§ **Provided passage**:
—————
Grey Gardens

Albert Maysles on Gray Gardens 2006 ,  on  Grey Gardens DVD

Nanook of the North     Robert J Flaherty 1922

Considered to be the first feature length documentary  this shows us  the way of life of the Inuit tribe in northern Quebec through the life of one man Nanook and his family. Flaherty originally was hired as an explorer and prospector for the Canadian  Pacific Railroad  and brought a camera. It was only on his return from the trip that he took a serious interest in photography and did a three week course before going back to film again . Unfortunately or as he says himself, perhaps fortunately, he set fire to the film by accident. He then decided to focus on one particular character Nanook and returned for a further year to follow the life of him and his family.

There has been much documented criticism of the fact that many of the scenes and set ups were staged eg the walrus hunt, the use of harpoons rather than guns that they usually used ,demonstrating the gramophone as if he had never seen one when he actually had previously. The two women who were portrayed as his wives which were in fact according to Charles Nayoum Taluh in an interview recorded in’’ Nanook Revisited’’ (1988) that they were in fact common law wives of Flaherty nor were the children Nanook’s . The end of the documentary tells us that Nanook died of starvation two years later while hunting where in fact he died at home probably of  T.B. This was against the ideals of cinema verite purists who felt that staging action and attempting to steer documentary action was unethical as such reenactments deceive the audience who believes it.  Flaherty said that rather than depicting the Inuit way of life now it depicted it in the past . He defended his staging of some events saying a filmmaker must distort a thing to catch its true spirit and as Roger Ebert said just because you stage the walrus hunt , you still hunt the walrus and the walrus probably didn’t get the script.

Production techniques would have been heavily influenced by the remoteness of the location and climatic conditions . Flaherty took two Akeley cameras, a Haulberg electric light plant and a projector, portable development and printing equipment .In addition the long days and nights in the arctic would have presented problems with light .They  used a deep focus lens , depth of field photography and long takes. Lack of lighting facilities also meant that the interiors e.g of the igloo had to be manipulated in order to allow room for the large immobile camera and equipment.    

Ethically, the Montaqe blog website states that if documentaries are the subject of film and and films are subjective them we can consider that Flahertys film Nanook of the North represents Inuit people from the viewpoint of not only its director but its financial backers the French fur company Reuillon Freres and that this is ethically acceptable. An article on ethnography by Fatimah Rony leads us to the conclusion that Perry and Jacobson the explorers he accompanied on the initial trip were kidnappers and slave owners of the Inuit people and some of their actions would not be socially acceptable or moral in the present day . The same article said they felt that it did not appear the Flaherty was in any way cruel to the Inuits as they took the humorous demeanour of Nanook as suggesting that it was unlikely that Flaherty had  illtreated him or his people .

 Also this review raises the issue of how ethical news broadcast should represent an objective point of view allowing for the viewer to decide their own judgment on the reality.


The predominant style of this silent documentary is in a tradition of what would later be called salvage ethnography .Its purpose was to relay the lives of this distant people and a way of life that was fast disappearing .It was considered ground bereaking , was a huge box office success and hailed unanimously by critics. It is still shown frequently in cinemas today and was one of the first 25  films to be selected for preservationin the United States National Film Registry as being ‘’culturally, historically or aesthetically significant’’.
—————
§ **Source data**:
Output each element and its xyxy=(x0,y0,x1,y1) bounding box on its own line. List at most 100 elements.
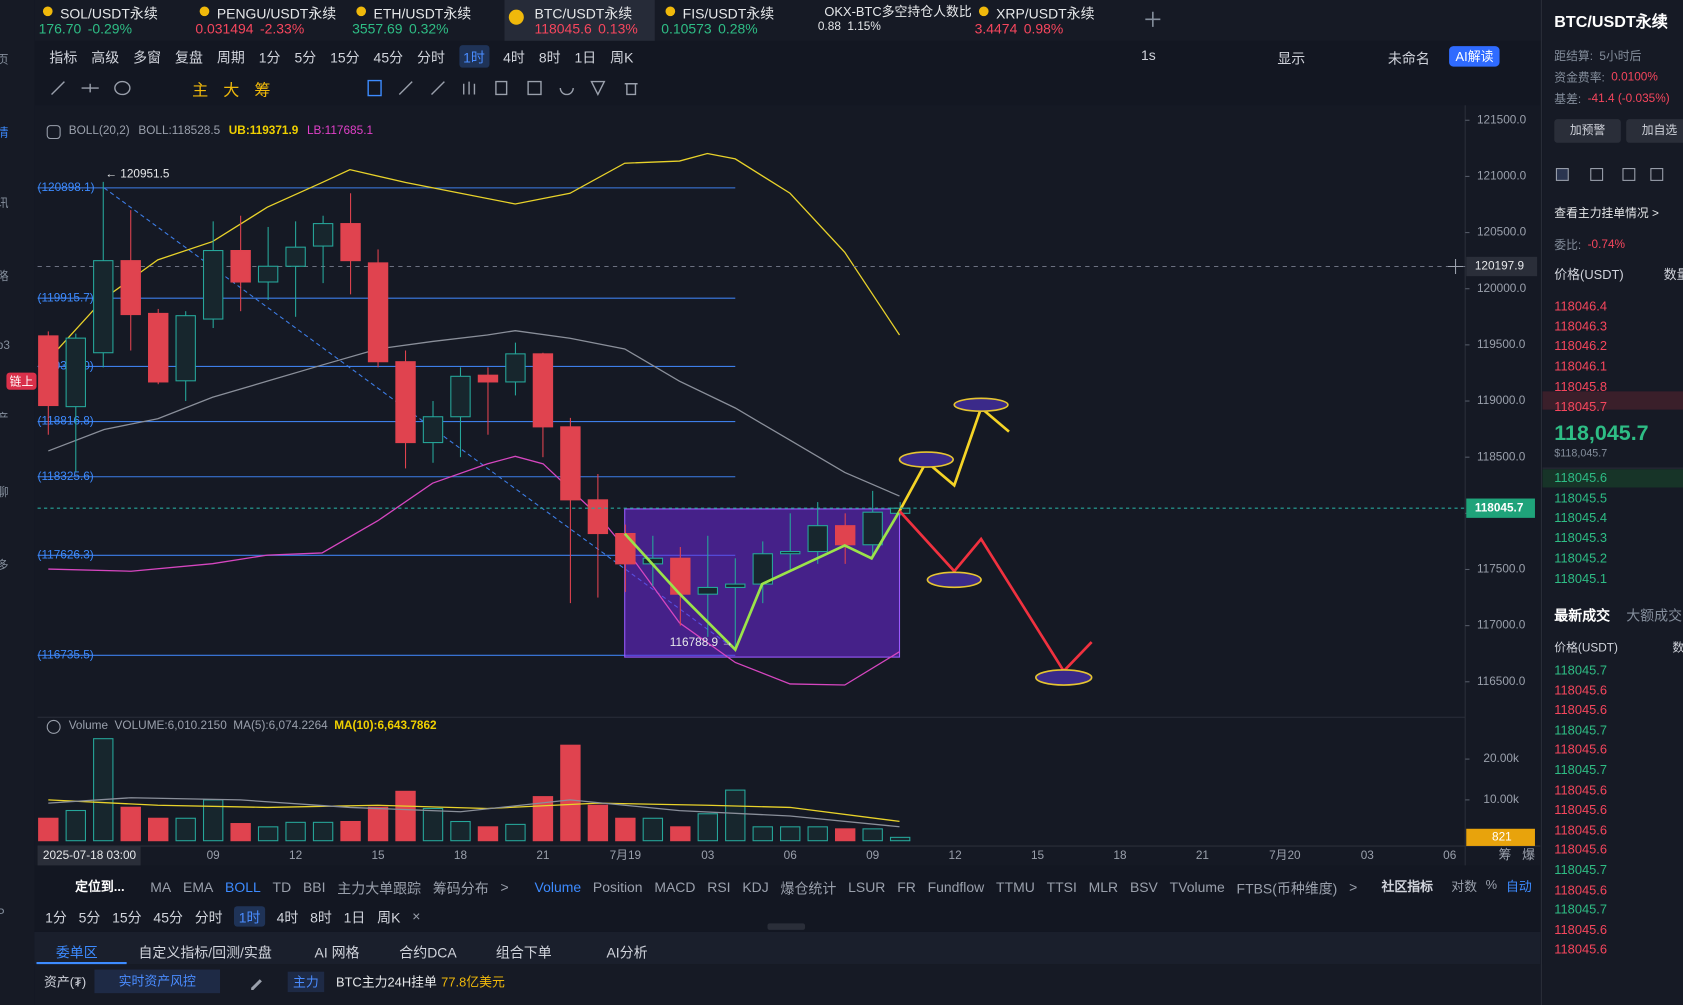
—————
§ **Written task 1**: From the piece on Nanook of the North, write out the part starting with "Ethically, the Montaqe" and going on through "his people .".
§ **Written task 2**: According to the piece on Nanook of the North, which company backed the film financially?

§ **Task result 1**:
Ethically, the Montaqe blog website states that if documentaries are the subject of film and and films are subjective them we can consider that Flahertys film Nanook of the North represents Inuit people from the viewpoint of not only its director but its financial backers the French fur company Reuillon Freres and that this is ethically acceptable. An article on ethnography by Fatimah Rony leads us to the conclusion that Perry and Jacobson the explorers he accompanied on the initial trip were kidnappers and slave owners of the Inuit people and some of their actions would not be socially acceptable or moral in the present day . The same article said they felt that it did not appear the Flaherty was in any way cruel to the Inuits as they took the humorous demeanour of Nanook as suggesting that it was unlikely that Flaherty had  illtreated him or his people .

§ **Task result 2**: The French fur company Reuillon Freres.